» Written instruction: Scan the listing below. Report each line that includes "sicuro".
┄┄┄┄┄┄┄┄┄┄
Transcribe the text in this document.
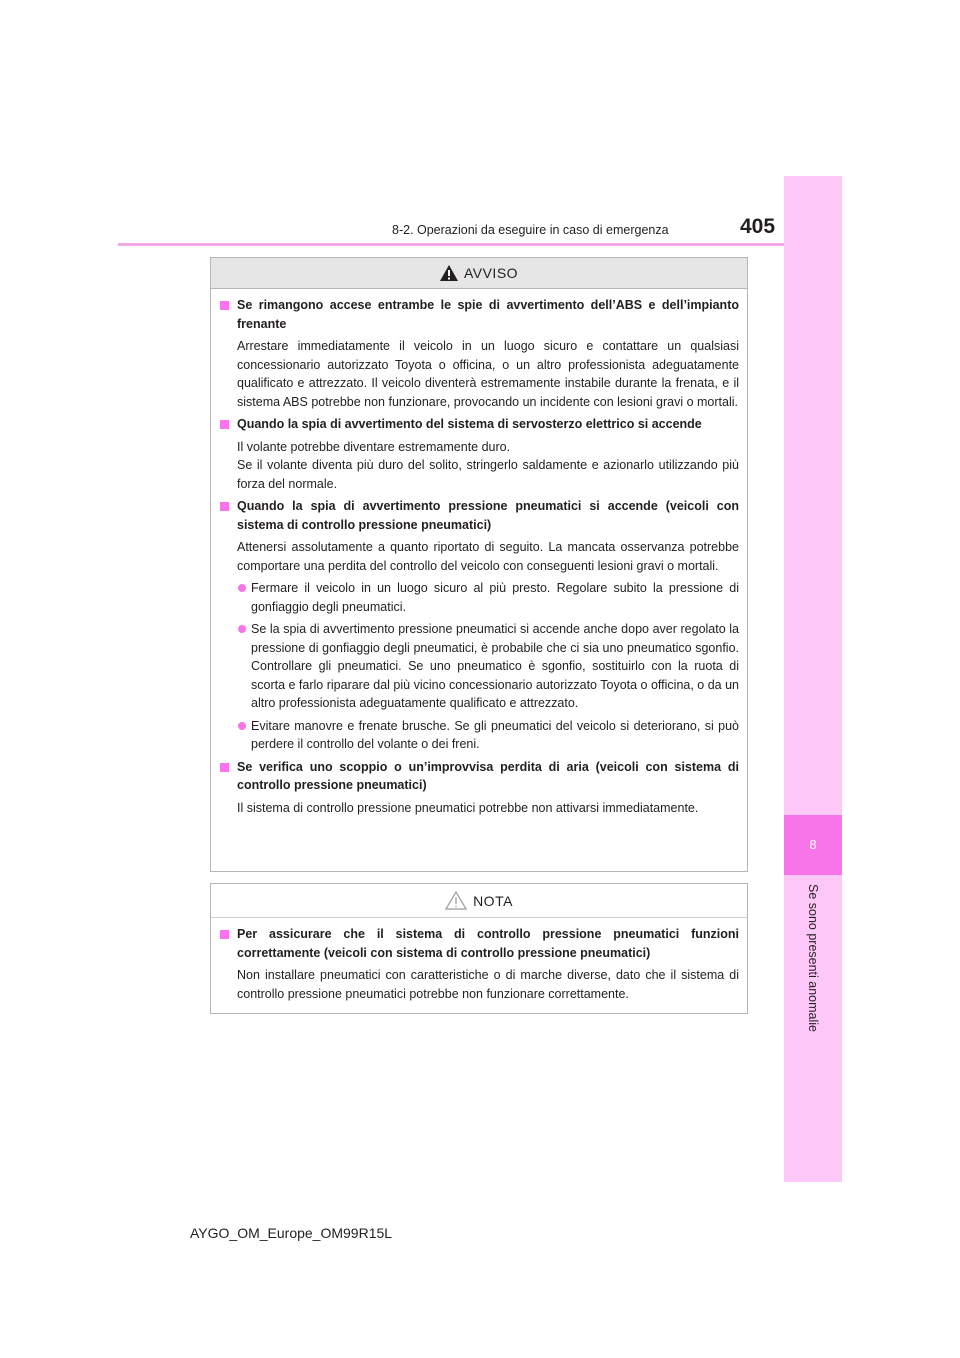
8-2. Operazioni da eseguire in caso di emergenza	405
8
Se sono presenti anomalie
AVVISO
Se rimangono accese entrambe le spie di avvertimento dell’ABS e dell’impianto frenante

Arrestare immediatamente il veicolo in un luogo sicuro e contattare un qualsiasi concessionario autorizzato Toyota o officina, o un altro professionista adeguatamente qualificato e attrezzato. Il veicolo diventerà estremamente instabile durante la frenata, e il sistema ABS potrebbe non funzionare, provocando un incidente con lesioni gravi o mortali.

Quando la spia di avvertimento del sistema di servosterzo elettrico si accende

Il volante potrebbe diventare estremamente duro.

Se il volante diventa più duro del solito, stringerlo saldamente e azionarlo utilizzando più forza del normale.

Quando la spia di avvertimento pressione pneumatici si accende (veicoli con sistema di controllo pressione pneumatici)

Attenersi assolutamente a quanto riportato di seguito. La mancata osservanza potrebbe comportare una perdita del controllo del veicolo con conseguenti lesioni gravi o mortali.

Fermare il veicolo in un luogo sicuro al più presto. Regolare subito la pressione di gonfiaggio degli pneumatici.

Se la spia di avvertimento pressione pneumatici si accende anche dopo aver regolato la pressione di gonfiaggio degli pneumatici, è probabile che ci sia uno pneumatico sgonfio. Controllare gli pneumatici. Se uno pneumatico è sgonfio, sostituirlo con la ruota di scorta e farlo riparare dal più vicino concessionario autorizzato Toyota o officina, o da un altro professionista adeguatamente qualificato e attrezzato.

Evitare manovre e frenate brusche. Se gli pneumatici del veicolo si deteriorano, si può perdere il controllo del volante o dei freni.

Se verifica uno scoppio o un’improvvisa perdita di aria (veicoli con sistema di controllo pressione pneumatici)

Il sistema di controllo pressione pneumatici potrebbe non attivarsi immediatamente.

NOTA
Per assicurare che il sistema di controllo pressione pneumatici funzioni correttamente (veicoli con sistema di controllo pressione pneumatici)

Non installare pneumatici con caratteristiche o di marche diverse, dato che il sistema di controllo pressione pneumatici potrebbe non funzionare correttamente.

AYGO_OM_Europe_OM99R15L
┄┄┄┄┄┄┄┄┄┄
» Problem solution:
Arrestare immediatamente il veicolo in un luogo sicuro e contattare un qualsiasi concessionario autorizzato Toyota o officina, o un altro professionista adeguatamente qualificato e attrezzato. Il veicolo diventerà estremamente instabile durante la frenata, e il sistema ABS potrebbe non funzionare, provocando un incidente con lesioni gravi o mortali.
Fermare il veicolo in un luogo sicuro al più presto. Regolare subito la pressione di gonfiaggio degli pneumatici.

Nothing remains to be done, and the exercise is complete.